Stored items:
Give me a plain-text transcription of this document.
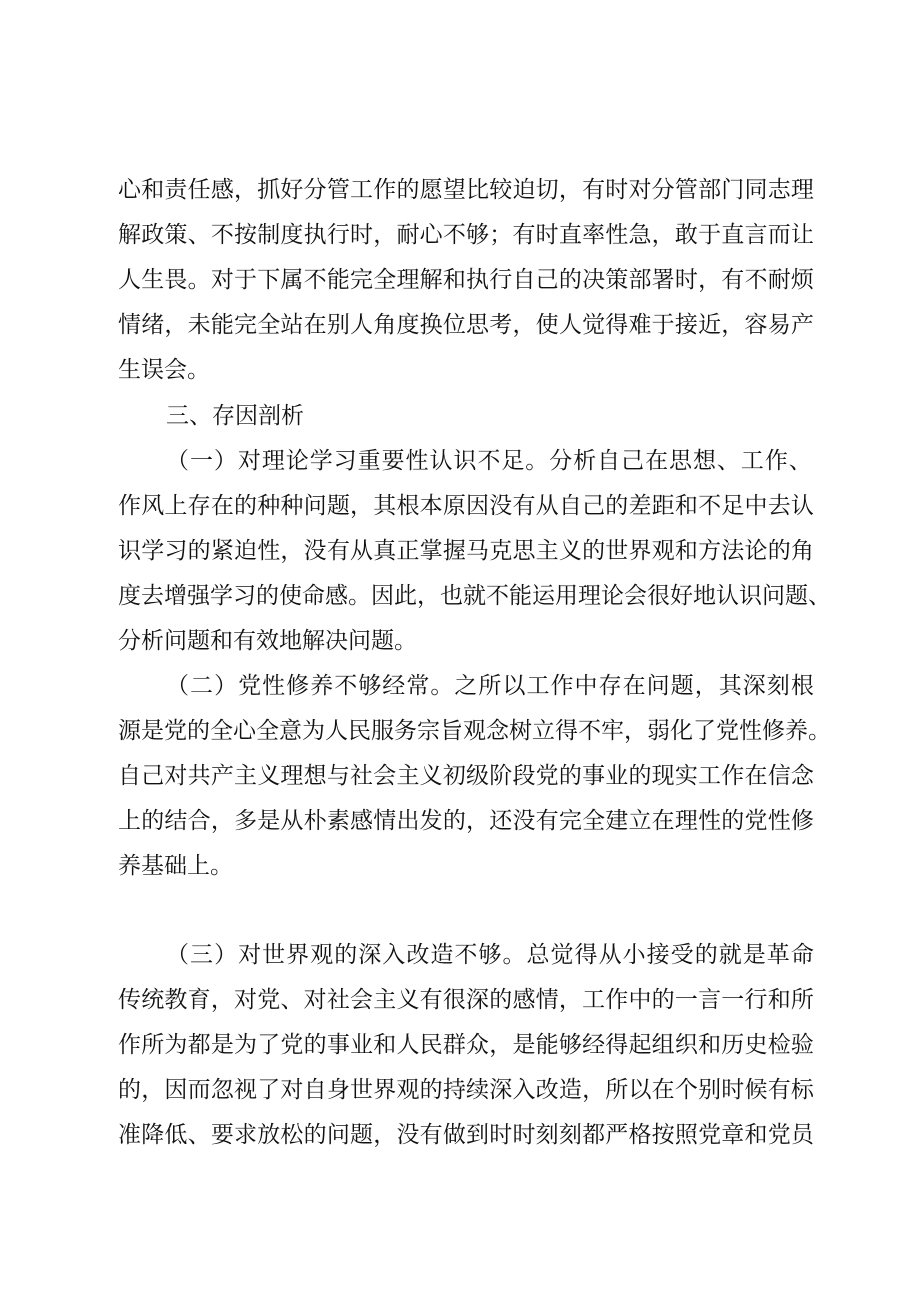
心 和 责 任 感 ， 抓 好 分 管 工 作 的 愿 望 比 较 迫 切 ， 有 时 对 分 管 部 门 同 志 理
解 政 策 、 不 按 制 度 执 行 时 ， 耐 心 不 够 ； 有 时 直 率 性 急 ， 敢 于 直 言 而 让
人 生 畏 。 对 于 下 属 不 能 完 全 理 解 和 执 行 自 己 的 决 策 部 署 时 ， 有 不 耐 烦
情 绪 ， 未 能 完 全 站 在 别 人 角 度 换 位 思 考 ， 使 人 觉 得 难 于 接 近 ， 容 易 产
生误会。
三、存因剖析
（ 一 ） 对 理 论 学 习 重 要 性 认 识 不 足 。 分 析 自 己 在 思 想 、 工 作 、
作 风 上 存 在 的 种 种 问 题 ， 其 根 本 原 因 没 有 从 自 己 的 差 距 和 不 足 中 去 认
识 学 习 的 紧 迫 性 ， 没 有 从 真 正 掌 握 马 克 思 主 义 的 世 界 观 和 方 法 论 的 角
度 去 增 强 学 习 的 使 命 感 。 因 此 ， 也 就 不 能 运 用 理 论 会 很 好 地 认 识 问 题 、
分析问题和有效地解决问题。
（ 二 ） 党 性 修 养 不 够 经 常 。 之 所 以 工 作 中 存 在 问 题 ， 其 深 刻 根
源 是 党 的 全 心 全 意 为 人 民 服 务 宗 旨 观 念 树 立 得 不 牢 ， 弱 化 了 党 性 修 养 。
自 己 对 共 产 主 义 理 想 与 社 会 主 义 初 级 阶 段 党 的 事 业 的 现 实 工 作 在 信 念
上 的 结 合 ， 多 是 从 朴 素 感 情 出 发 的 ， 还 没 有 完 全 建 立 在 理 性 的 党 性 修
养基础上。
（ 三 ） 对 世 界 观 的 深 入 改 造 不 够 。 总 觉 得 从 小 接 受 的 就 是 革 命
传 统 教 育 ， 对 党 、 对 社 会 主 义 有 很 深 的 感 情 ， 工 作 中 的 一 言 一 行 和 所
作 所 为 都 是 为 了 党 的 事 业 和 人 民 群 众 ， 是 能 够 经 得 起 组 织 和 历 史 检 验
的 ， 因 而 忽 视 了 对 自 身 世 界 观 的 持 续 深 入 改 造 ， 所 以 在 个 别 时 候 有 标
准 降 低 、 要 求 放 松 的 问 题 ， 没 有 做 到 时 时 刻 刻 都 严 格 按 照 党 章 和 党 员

---

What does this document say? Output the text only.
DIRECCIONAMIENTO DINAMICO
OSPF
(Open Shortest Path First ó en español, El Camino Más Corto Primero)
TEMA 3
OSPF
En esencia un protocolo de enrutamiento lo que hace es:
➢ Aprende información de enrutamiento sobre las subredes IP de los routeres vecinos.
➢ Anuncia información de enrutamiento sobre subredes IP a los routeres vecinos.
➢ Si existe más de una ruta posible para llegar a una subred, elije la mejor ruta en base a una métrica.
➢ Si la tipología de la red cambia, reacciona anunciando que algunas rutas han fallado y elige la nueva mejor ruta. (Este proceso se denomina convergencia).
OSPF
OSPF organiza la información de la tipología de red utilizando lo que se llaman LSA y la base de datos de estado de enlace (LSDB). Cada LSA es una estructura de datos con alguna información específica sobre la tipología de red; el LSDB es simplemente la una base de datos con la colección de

** Prompt **
Check every line of the material for the string "vecinos" and give the number of lines that have it, without anything else.

** Written solution **
2